-- start --

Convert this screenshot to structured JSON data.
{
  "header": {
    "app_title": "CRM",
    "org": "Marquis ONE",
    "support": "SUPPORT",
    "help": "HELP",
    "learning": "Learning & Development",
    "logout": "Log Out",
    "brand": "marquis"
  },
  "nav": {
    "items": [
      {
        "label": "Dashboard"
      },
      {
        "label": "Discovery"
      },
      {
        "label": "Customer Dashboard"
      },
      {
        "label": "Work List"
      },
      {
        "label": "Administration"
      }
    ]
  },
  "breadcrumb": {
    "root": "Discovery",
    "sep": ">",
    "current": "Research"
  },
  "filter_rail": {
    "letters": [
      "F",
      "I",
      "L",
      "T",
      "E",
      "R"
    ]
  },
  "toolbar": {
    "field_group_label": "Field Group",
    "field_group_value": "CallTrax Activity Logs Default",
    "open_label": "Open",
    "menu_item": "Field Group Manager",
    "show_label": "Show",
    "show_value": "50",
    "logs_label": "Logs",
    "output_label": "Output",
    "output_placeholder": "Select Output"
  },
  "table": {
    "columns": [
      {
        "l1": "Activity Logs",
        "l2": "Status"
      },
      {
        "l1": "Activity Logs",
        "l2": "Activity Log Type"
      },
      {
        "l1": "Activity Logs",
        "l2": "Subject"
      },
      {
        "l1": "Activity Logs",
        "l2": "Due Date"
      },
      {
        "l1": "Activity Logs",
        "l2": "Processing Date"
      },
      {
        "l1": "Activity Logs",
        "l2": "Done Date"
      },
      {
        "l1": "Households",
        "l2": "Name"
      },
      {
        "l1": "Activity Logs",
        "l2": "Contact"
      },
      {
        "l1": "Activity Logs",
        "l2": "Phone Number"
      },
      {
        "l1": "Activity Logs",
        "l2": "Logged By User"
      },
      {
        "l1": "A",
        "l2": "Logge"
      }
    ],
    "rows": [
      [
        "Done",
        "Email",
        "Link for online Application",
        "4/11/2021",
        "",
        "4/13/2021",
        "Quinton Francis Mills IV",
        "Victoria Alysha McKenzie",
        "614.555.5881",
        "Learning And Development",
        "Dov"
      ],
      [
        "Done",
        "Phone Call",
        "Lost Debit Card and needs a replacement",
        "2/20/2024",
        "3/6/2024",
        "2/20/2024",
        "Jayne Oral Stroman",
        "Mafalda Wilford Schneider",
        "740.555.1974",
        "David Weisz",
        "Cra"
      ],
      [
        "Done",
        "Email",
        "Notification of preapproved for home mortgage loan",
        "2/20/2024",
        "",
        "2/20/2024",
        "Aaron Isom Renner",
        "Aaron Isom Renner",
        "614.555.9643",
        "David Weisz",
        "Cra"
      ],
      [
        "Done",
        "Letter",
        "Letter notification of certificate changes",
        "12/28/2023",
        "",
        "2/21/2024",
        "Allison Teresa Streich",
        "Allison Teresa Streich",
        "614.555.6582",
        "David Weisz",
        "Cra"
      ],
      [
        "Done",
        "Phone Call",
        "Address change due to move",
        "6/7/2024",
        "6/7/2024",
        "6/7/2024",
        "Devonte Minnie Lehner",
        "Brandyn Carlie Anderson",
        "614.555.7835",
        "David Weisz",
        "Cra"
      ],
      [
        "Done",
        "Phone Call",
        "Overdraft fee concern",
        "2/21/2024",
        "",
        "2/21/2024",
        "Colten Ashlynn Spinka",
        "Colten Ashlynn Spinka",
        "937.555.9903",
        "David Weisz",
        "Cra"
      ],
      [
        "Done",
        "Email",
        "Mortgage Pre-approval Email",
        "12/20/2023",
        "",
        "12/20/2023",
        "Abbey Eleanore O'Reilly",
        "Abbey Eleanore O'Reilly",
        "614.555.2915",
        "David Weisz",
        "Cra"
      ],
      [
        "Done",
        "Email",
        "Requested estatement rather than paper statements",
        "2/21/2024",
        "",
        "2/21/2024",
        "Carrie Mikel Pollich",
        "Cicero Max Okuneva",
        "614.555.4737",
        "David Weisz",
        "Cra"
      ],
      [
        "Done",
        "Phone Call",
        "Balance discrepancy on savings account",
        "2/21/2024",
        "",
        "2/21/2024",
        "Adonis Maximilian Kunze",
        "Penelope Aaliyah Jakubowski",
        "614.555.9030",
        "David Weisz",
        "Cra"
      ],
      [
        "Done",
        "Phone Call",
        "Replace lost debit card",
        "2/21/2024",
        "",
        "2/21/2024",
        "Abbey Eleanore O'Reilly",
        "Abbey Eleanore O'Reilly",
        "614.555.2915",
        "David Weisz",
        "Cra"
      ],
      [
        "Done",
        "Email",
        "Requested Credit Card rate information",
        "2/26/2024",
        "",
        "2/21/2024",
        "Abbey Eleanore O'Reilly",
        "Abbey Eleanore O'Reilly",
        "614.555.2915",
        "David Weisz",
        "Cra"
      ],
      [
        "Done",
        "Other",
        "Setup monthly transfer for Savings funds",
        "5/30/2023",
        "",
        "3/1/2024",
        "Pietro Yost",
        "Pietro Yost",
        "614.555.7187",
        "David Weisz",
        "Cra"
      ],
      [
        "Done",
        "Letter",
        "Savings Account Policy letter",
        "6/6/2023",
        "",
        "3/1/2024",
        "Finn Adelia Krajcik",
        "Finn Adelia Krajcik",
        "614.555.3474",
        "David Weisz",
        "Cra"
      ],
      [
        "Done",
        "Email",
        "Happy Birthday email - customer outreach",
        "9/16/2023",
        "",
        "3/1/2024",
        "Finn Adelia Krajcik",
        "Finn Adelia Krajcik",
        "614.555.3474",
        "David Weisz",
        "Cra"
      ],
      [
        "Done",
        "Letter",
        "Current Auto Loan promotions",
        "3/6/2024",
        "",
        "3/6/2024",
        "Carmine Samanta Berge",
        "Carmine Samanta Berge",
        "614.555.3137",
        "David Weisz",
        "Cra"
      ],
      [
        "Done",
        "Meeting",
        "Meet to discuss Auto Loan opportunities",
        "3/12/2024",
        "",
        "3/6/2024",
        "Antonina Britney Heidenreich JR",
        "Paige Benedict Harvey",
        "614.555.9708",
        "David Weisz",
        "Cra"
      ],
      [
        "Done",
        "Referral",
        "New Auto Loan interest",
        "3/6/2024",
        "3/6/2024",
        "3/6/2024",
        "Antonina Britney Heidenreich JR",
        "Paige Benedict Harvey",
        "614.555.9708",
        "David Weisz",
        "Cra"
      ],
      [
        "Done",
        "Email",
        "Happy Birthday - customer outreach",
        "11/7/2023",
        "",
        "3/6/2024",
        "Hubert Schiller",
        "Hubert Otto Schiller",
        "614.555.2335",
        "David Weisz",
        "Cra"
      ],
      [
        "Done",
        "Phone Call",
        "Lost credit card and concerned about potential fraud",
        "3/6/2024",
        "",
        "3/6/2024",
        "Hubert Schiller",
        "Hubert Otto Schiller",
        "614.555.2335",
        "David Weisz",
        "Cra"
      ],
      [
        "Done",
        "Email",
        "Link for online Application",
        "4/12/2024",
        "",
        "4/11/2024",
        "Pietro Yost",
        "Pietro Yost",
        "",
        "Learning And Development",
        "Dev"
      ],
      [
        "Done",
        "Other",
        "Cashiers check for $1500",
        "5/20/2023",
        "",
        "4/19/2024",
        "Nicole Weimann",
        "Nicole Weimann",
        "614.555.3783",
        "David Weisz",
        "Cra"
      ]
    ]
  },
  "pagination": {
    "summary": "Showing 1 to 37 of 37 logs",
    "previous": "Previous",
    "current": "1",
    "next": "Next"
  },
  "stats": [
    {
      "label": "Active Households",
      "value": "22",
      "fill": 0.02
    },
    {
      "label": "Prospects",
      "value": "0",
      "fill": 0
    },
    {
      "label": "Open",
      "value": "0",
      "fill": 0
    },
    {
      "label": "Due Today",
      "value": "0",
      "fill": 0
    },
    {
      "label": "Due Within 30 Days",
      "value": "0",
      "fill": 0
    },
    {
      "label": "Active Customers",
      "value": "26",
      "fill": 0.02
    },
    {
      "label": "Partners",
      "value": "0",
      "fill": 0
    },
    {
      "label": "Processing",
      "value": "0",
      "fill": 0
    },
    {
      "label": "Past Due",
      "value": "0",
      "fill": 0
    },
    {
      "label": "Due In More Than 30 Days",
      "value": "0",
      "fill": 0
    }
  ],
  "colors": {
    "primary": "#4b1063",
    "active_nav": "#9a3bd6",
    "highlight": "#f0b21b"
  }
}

-- end --

Which lines of the data above contain "Days"? Copy each one.

      "label": "Due Within 30 Days",
      "label": "Due In More Than 30 Days",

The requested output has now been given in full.